WHAT YOU ARE ASKED TO DO:
Write out each of the entries below word for word, with the pictures left out.

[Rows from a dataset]
......

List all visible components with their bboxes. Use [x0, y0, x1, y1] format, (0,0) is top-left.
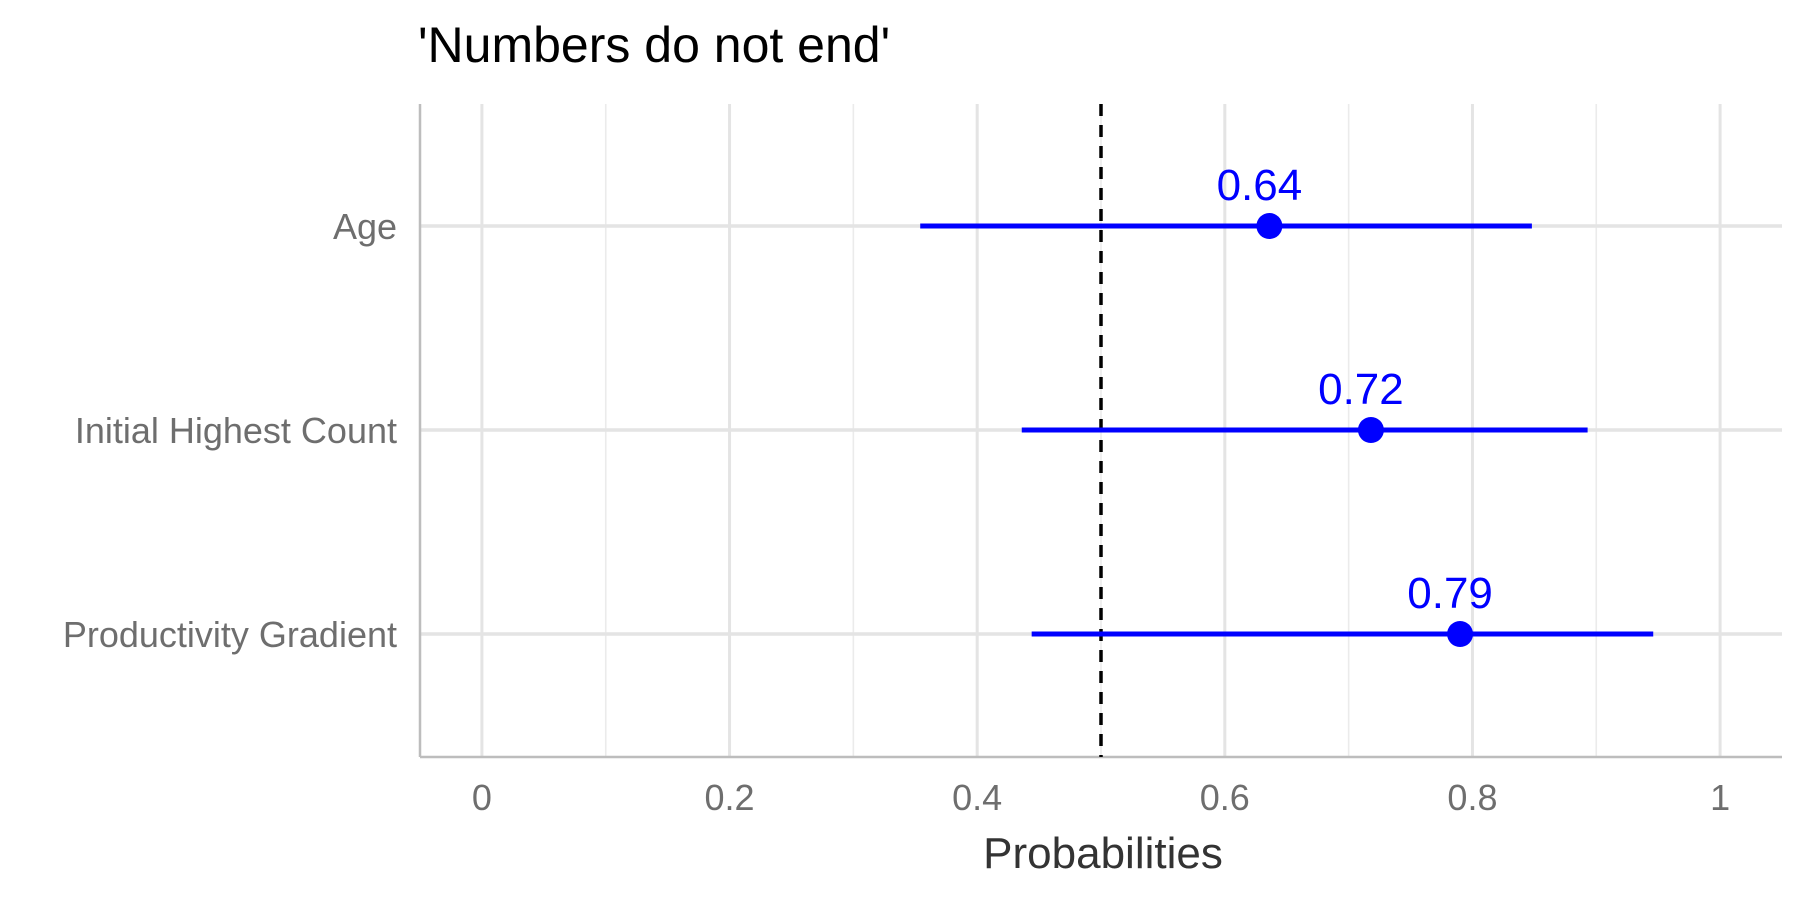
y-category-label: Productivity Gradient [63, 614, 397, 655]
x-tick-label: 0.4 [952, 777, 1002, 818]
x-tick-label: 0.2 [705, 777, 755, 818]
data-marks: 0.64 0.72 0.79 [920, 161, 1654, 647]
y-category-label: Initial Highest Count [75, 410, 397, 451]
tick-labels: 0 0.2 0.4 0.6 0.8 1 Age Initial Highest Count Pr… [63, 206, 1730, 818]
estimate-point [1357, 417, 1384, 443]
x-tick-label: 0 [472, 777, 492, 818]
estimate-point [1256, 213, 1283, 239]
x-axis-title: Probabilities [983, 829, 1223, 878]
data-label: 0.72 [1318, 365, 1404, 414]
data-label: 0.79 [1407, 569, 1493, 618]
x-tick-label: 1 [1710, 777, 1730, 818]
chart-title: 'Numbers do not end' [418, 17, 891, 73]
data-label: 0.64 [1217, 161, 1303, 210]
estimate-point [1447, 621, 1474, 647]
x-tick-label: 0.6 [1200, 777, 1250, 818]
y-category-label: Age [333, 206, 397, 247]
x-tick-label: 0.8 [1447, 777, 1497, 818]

......

ANSWER:
List all visible components with their bboxes. Use [x0, y0, x1, y1] format, (0,0) is top-left.
y-category-label: Productivity Gradient [63, 614, 397, 655]
x-tick-label: 0.4 [952, 777, 1002, 818]
x-tick-label: 0.2 [705, 777, 755, 818]
data-marks: 0.64 0.72 0.79 [920, 161, 1654, 647]
y-category-label: Initial Highest Count [75, 410, 397, 451]
tick-labels: 0 0.2 0.4 0.6 0.8 1 Age Initial Highest Count Pr… [63, 206, 1730, 818]
estimate-point [1357, 417, 1384, 443]
x-tick-label: 0 [472, 777, 492, 818]
estimate-point [1256, 213, 1283, 239]
x-axis-title: Probabilities [983, 829, 1223, 878]
data-label: 0.72 [1318, 365, 1404, 414]
data-label: 0.79 [1407, 569, 1493, 618]
x-tick-label: 1 [1710, 777, 1730, 818]
chart-title: 'Numbers do not end' [418, 17, 891, 73]
data-label: 0.64 [1217, 161, 1303, 210]
estimate-point [1447, 621, 1474, 647]
x-tick-label: 0.6 [1200, 777, 1250, 818]
y-category-label: Age [333, 206, 397, 247]
x-tick-label: 0.8 [1447, 777, 1497, 818]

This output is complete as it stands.